EXERCISE AIM>
Each line of the listing that contains the word "little" is to be copied.

[Stored data]
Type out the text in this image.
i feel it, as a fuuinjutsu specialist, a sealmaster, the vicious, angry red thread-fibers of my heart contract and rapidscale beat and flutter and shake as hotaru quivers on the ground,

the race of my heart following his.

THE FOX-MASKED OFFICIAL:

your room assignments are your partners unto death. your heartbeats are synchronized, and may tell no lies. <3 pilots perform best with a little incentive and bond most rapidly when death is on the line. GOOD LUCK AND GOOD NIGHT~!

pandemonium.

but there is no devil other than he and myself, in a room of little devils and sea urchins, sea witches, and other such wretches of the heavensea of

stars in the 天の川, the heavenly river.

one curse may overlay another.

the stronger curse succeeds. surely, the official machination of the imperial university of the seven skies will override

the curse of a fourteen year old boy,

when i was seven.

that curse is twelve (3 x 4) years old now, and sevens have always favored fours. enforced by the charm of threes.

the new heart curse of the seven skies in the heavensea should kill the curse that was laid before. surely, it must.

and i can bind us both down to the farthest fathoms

COMPLETED TASK>
your room assignments are your partners unto death. your heartbeats are synchronized, and may tell no lies. <3 pilots perform best with a little incentive and bond most rapidly when death is on the line. GOOD LUCK AND GOOD NIGHT~!
but there is no devil other than he and myself, in a room of little devils and sea urchins, sea witches, and other such wretches of the heavensea of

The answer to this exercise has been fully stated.